_Exercise_
Throughout the listing that follows, find each line with the word "document" and copy it.

=== Section Start ===

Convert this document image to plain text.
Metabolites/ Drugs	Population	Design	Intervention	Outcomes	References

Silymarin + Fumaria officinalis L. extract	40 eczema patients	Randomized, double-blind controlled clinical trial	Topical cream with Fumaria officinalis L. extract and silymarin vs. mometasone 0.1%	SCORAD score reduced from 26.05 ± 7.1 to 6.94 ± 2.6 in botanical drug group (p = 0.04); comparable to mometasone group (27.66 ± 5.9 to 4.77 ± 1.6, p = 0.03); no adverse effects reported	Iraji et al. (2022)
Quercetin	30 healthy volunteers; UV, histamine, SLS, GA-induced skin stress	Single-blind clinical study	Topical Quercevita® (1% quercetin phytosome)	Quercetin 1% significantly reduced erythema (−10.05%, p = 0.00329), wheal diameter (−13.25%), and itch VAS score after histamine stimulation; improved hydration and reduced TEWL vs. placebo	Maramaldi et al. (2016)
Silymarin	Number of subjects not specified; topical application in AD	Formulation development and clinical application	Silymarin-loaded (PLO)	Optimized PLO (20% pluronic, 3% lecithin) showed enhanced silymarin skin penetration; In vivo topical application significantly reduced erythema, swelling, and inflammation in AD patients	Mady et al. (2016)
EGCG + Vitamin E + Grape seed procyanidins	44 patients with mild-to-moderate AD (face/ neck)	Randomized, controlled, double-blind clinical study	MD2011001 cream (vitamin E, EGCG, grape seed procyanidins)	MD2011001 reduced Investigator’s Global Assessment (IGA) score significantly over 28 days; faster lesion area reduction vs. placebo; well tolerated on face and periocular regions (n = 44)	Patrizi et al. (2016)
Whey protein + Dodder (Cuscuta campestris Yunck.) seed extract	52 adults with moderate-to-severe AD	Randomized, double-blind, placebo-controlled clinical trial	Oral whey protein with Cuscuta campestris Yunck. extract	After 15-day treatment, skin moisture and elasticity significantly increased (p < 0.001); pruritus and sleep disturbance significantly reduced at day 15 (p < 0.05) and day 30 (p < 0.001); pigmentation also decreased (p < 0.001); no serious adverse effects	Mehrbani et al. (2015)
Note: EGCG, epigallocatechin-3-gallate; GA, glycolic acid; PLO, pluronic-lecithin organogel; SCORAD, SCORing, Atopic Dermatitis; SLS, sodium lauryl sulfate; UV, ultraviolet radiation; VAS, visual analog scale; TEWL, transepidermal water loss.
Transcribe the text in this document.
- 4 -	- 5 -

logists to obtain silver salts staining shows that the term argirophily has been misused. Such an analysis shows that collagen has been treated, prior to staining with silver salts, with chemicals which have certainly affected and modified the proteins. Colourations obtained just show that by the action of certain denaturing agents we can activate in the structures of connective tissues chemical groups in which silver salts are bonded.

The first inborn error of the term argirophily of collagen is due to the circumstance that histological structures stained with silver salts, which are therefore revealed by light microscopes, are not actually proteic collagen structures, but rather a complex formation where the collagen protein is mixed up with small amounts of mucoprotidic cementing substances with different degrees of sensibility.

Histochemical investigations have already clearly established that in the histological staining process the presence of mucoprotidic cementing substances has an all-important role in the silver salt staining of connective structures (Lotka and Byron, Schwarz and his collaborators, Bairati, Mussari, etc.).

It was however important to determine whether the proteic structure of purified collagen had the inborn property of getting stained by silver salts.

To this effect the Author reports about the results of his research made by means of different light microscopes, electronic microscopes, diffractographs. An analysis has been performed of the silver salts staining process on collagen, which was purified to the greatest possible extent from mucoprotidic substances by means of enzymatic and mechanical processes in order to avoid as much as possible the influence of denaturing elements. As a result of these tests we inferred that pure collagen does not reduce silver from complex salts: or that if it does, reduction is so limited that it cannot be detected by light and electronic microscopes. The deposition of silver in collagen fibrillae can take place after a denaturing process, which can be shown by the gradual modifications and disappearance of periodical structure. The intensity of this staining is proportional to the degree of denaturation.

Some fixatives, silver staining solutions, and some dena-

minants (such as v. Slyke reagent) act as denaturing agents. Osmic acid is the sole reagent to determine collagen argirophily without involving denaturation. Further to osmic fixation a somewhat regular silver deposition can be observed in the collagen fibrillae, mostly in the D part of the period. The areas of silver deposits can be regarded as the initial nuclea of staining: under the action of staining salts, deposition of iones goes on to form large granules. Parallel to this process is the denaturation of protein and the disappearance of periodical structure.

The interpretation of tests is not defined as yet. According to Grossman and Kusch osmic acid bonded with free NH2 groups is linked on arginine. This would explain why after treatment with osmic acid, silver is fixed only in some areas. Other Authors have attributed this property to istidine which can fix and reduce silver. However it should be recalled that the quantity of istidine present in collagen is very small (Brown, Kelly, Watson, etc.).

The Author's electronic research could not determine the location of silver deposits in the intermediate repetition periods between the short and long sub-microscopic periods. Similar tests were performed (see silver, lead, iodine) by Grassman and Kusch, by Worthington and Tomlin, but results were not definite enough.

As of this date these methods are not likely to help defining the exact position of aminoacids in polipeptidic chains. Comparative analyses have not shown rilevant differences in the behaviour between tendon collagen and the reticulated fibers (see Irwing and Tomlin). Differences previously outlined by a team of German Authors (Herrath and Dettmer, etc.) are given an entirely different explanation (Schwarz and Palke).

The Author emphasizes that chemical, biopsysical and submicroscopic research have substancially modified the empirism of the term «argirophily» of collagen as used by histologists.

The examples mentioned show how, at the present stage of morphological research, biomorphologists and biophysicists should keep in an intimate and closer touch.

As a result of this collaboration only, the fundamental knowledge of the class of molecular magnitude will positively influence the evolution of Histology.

=== Section End ===

_Result of the task_
Convert this document image to plain text.
Transcribe the text in this document.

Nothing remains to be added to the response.